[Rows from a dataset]
┌────────

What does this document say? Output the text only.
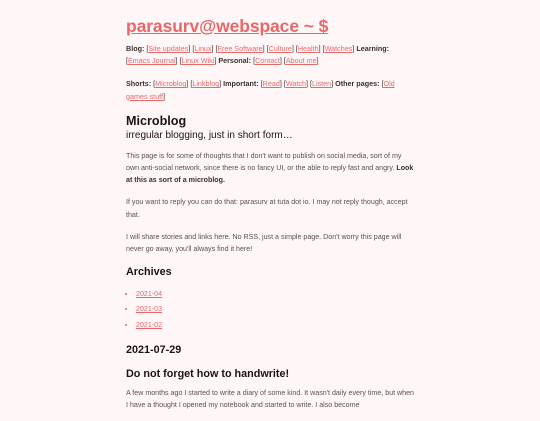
parasurv@webspace ~ $
Blog: [Site updates] [Linux] [Free Software] [Culture] [Health] [Watches] Learning: [Emacs Journal] [Linux Wiki] Personal: [Contact] [About me]
Shorts: [Microblog] [Linkblog] Important: [Read] [Watch] [Listen] Other pages: [Old games stuff]
Microblog
irregular blogging, just in short form…

This page is for some of thoughts that I don't want to publish on social media, sort of my own anti-social network, since there is no fancy UI, or the able to reply fast and angry. Look at this as sort of a microblog.

If you want to reply you can do that: parasurv at tuta dot io. I may not reply though, accept that.

I will share stories and links here. No RSS, just a simple page. Don't worry this page will never go away, you'll always find it here!

Archives
• 2021-04
• 2021-03
• 2021-02
2021-07-29
Do not forget how to handwrite!

A few months ago I started to write a diary of some kind. It wasn't daily every time, but when I have a thought I opened my notebook and started to write. I also become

└────────

> [Task requirements]: Using the listing above, work out how many of its lines include "want", and give only the result.

> [Answer to this exercise]: 2